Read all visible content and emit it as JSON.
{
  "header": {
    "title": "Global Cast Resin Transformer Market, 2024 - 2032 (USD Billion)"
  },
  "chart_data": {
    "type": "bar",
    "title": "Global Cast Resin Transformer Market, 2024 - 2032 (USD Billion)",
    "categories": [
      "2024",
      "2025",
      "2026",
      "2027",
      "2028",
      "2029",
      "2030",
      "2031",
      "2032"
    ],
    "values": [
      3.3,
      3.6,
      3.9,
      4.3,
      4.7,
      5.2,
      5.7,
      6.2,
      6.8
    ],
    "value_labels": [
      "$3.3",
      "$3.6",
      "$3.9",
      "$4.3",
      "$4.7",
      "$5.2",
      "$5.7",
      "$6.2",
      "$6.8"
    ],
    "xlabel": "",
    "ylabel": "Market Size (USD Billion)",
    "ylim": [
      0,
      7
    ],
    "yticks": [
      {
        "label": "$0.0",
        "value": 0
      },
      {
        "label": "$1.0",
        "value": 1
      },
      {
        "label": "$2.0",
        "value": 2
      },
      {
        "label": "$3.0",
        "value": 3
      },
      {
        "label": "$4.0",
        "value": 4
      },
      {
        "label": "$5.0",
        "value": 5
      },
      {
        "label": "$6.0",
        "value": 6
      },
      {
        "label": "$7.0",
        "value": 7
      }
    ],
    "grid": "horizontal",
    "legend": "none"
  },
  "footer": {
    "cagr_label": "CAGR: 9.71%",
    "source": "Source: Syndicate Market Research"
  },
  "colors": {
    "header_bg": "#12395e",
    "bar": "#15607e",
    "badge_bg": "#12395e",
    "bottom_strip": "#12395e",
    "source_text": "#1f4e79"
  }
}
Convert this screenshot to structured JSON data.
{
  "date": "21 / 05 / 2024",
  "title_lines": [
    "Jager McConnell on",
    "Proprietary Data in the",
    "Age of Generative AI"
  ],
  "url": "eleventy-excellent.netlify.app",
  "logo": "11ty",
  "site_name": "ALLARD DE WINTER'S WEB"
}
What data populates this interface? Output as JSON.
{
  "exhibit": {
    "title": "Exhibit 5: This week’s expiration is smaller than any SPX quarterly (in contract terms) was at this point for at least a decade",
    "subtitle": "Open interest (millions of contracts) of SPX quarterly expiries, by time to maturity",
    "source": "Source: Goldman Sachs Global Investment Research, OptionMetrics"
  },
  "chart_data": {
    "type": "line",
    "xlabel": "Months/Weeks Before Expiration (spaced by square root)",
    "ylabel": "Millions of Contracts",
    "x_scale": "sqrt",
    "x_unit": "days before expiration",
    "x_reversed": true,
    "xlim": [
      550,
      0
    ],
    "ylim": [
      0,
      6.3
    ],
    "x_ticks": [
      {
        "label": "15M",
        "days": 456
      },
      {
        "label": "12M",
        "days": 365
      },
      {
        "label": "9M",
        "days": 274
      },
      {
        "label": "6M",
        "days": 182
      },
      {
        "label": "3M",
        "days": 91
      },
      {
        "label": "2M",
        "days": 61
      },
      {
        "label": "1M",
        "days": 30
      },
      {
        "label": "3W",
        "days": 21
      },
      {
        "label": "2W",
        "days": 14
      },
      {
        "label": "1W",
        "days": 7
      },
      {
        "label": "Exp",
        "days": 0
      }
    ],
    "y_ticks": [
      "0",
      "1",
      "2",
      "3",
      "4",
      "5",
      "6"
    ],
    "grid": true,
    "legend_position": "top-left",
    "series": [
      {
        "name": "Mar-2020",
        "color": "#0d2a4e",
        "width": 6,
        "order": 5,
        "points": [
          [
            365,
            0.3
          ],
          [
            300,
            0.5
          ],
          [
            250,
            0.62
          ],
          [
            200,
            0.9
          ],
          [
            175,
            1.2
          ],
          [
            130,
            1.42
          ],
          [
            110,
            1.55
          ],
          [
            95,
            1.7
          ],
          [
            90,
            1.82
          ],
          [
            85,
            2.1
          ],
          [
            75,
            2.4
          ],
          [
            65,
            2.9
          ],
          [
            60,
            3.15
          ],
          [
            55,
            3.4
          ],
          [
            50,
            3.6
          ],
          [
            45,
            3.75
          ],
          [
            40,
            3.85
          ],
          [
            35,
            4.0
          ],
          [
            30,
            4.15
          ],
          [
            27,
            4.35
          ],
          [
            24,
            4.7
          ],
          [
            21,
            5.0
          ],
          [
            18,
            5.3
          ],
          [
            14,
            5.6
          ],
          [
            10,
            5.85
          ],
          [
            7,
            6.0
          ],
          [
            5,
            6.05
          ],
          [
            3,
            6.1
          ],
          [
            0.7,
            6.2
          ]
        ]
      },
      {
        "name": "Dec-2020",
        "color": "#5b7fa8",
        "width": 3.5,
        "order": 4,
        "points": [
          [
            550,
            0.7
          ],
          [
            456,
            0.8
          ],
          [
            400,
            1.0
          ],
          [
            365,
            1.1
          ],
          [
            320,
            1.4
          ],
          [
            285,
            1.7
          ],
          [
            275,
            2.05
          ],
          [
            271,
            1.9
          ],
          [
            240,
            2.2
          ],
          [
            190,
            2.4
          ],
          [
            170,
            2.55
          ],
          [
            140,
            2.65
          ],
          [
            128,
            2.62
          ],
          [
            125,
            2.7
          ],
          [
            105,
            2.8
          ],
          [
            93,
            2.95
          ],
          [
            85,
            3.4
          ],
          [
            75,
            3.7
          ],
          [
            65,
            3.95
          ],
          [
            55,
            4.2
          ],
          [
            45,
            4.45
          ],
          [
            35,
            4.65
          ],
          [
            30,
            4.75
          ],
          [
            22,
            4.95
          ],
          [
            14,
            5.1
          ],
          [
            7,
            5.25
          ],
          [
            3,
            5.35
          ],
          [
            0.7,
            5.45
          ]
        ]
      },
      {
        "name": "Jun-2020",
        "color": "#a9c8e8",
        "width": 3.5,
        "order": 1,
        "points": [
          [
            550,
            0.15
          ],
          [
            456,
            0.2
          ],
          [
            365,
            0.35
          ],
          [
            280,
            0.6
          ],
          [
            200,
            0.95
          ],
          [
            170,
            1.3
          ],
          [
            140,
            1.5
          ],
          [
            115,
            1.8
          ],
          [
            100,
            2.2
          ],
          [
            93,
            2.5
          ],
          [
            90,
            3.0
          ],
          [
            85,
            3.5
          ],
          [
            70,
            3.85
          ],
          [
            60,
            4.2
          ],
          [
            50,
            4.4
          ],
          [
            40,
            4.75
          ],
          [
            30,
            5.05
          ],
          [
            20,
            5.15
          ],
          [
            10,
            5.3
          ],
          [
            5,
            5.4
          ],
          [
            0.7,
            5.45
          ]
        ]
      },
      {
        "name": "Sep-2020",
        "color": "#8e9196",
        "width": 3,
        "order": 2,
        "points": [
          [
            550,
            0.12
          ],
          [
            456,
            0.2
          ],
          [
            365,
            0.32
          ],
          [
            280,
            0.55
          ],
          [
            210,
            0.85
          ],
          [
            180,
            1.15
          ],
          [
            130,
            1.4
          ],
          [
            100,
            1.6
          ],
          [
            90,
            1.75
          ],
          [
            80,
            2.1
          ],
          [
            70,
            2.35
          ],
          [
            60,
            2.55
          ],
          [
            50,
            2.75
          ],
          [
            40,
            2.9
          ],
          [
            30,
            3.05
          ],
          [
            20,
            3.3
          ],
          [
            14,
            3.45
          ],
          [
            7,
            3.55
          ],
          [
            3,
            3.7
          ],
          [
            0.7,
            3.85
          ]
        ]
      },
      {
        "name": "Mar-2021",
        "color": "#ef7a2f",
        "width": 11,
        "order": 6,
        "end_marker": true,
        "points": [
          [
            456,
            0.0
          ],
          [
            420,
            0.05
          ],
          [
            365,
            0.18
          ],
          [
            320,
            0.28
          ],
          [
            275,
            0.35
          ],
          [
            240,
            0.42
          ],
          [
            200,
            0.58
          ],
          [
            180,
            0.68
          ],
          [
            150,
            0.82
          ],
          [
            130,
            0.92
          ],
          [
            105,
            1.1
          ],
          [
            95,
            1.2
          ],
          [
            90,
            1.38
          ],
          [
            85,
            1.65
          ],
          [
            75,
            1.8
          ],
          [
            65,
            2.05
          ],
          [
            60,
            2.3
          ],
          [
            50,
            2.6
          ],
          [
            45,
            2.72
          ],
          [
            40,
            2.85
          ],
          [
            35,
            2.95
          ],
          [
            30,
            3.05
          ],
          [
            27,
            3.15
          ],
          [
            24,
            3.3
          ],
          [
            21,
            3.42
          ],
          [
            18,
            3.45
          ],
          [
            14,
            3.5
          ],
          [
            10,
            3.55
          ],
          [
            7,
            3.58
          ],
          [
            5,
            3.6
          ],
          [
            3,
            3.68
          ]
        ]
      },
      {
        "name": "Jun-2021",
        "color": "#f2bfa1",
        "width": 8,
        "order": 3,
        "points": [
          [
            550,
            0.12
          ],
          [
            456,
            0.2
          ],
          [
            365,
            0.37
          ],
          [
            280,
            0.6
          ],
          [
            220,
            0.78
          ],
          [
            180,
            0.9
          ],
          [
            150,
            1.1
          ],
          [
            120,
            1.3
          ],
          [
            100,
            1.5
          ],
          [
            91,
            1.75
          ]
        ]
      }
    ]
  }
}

◆ ◆ ◆

### [WHAT TO DO]
Select and copy every line from the records that includes the word "Research".

### [EXERCISE OUTPUT]
    "source": "Source: Syndicate Market Research"
    "source": "Source: Goldman Sachs Global Investment Research, OptionMetrics"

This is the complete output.